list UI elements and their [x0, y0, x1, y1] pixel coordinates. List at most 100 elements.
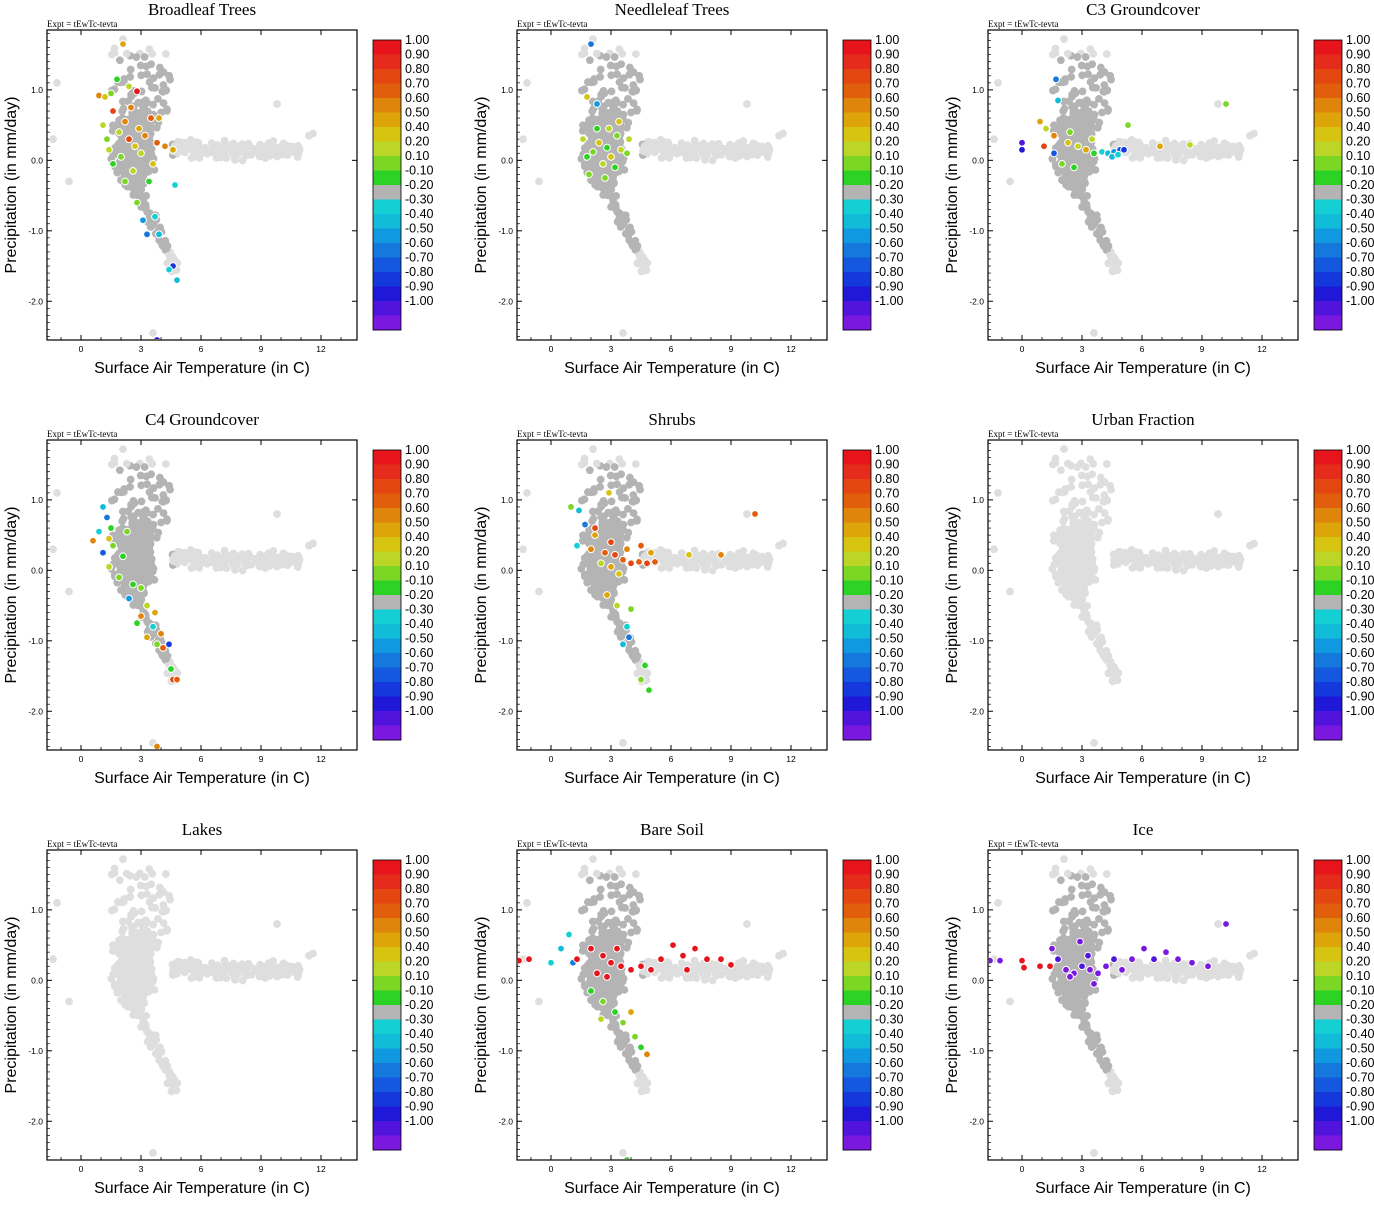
colorbar-segment	[373, 494, 401, 509]
data-point	[608, 563, 615, 570]
data-point	[608, 153, 615, 160]
data-point-gray	[702, 144, 709, 151]
colorbar-segment	[843, 301, 871, 316]
data-point-gray	[159, 88, 166, 95]
y-tick-label: 0.0	[501, 565, 513, 575]
colorbar-segment	[843, 697, 871, 712]
colorbar-label: -0.90	[405, 690, 434, 704]
colorbar-segment	[373, 142, 401, 157]
data-point	[158, 630, 165, 637]
data-point-gray	[587, 553, 594, 560]
data-point-gray	[231, 564, 238, 571]
data-point-gray	[651, 139, 658, 146]
x-axis-label: Surface Air Temperature (in C)	[564, 770, 780, 787]
data-point-gray	[222, 551, 229, 558]
data-point	[602, 549, 609, 556]
data-point-gray	[1052, 86, 1059, 93]
colorbar-segment	[373, 537, 401, 552]
colorbar-segment	[843, 653, 871, 668]
data-point-gray	[135, 600, 142, 607]
x-tick-label: 12	[316, 754, 326, 764]
data-point-gray	[619, 158, 626, 165]
data-point-gray	[1087, 78, 1094, 85]
expt-label: Expt = tEwTc-tevta	[988, 19, 1058, 29]
colorbar-segment	[373, 508, 401, 523]
data-point	[100, 549, 107, 556]
y-tick-label: -1.0	[498, 226, 513, 236]
data-point-gray	[607, 132, 614, 139]
colorbar-segment	[1314, 287, 1342, 302]
data-point-gray	[599, 109, 606, 116]
data-point-gray	[758, 554, 765, 561]
data-point-gray	[111, 49, 118, 56]
data-point	[138, 150, 145, 157]
data-point-gray	[190, 557, 197, 564]
data-point-gray	[692, 551, 699, 558]
data-point	[1125, 122, 1132, 129]
x-tick-label: 6	[199, 344, 204, 354]
colorbar-segment	[843, 316, 871, 331]
y-tick-label: 1.0	[972, 85, 984, 95]
data-point	[604, 144, 611, 151]
colorbar-label: -0.10	[405, 164, 434, 178]
colorbar-segment	[1314, 185, 1342, 200]
data-point-gray	[146, 488, 153, 495]
colorbar-segment	[843, 450, 871, 465]
colorbar-label: -0.10	[1346, 164, 1374, 178]
y-tick-label: -2.0	[498, 706, 513, 716]
data-point-gray	[149, 568, 156, 575]
colorbar-label: 0.50	[875, 106, 899, 120]
data-point-gray	[625, 529, 632, 536]
data-point-gray	[270, 547, 277, 554]
data-point	[602, 175, 609, 182]
data-point-gray	[636, 486, 643, 493]
data-point-gray	[121, 75, 128, 82]
data-point-gray	[608, 482, 615, 489]
data-point-gray	[593, 460, 600, 467]
data-point	[624, 623, 631, 630]
colorbar-segment	[1314, 200, 1342, 215]
x-tick-label: 6	[199, 754, 204, 764]
colorbar-label: 0.80	[875, 62, 899, 76]
data-point-gray	[597, 66, 604, 73]
colorbar-segment	[373, 287, 401, 302]
data-point-gray	[625, 119, 632, 126]
data-point-gray	[666, 154, 673, 161]
data-point-gray	[701, 564, 708, 571]
data-point-gray	[713, 152, 720, 159]
data-point	[574, 542, 581, 549]
colorbar-segment	[373, 479, 401, 494]
data-point-gray	[1079, 88, 1086, 95]
data-point-gray	[162, 460, 169, 467]
data-point-gray	[581, 161, 588, 168]
data-point-gray	[1061, 150, 1068, 157]
panel-title: C3 Groundcover	[1086, 0, 1200, 19]
colorbar-segment	[373, 711, 401, 726]
data-point-gray	[245, 140, 252, 147]
colorbar-segment	[373, 40, 401, 55]
data-point-gray	[701, 154, 708, 161]
data-point	[612, 551, 619, 558]
data-point-gray	[160, 81, 167, 88]
colorbar-label: -0.40	[405, 617, 434, 631]
colorbar-segment	[373, 653, 401, 668]
data-point-gray	[1229, 144, 1236, 151]
colorbar-segment	[843, 185, 871, 200]
colorbar-label: -0.60	[875, 236, 904, 250]
colorbar-label: 0.50	[405, 516, 429, 530]
data-point-gray	[519, 546, 526, 553]
colorbar-segment	[1314, 55, 1342, 70]
data-point-gray	[1070, 109, 1077, 116]
data-point	[152, 609, 159, 616]
expt-label: Expt = tEwTc-tevta	[47, 429, 117, 439]
colorbar-label: -0.90	[1346, 280, 1374, 294]
data-point	[128, 104, 135, 111]
data-point-gray	[636, 76, 643, 83]
colorbar-segment	[373, 450, 401, 465]
colorbar-segment	[1314, 40, 1342, 55]
data-point-gray	[619, 101, 626, 108]
colorbar-segment	[843, 272, 871, 287]
colorbar-label: 1.00	[875, 33, 899, 47]
data-point	[106, 146, 113, 153]
data-point	[126, 595, 133, 602]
####
Você pode imprimir, sem nenhuma alteração, as linhas do material que vão da que contém "494, 401, 509]" até a que contém "86, 1059, 93]", incluindo as duas?

RESPOSTA =
colorbar-segment	[373, 494, 401, 509]
data-point	[608, 563, 615, 570]
data-point	[608, 153, 615, 160]
data-point-gray	[702, 144, 709, 151]
colorbar-segment	[843, 301, 871, 316]
data-point-gray	[159, 88, 166, 95]
y-tick-label: 0.0	[501, 565, 513, 575]
colorbar-segment	[843, 697, 871, 712]
colorbar-label: -0.90	[405, 690, 434, 704]
colorbar-segment	[373, 142, 401, 157]
data-point	[158, 630, 165, 637]
data-point-gray	[587, 553, 594, 560]
data-point-gray	[231, 564, 238, 571]
data-point-gray	[651, 139, 658, 146]
x-axis-label: Surface Air Temperature (in C)	[564, 770, 780, 787]
data-point-gray	[222, 551, 229, 558]
data-point	[602, 549, 609, 556]
data-point-gray	[1052, 86, 1059, 93]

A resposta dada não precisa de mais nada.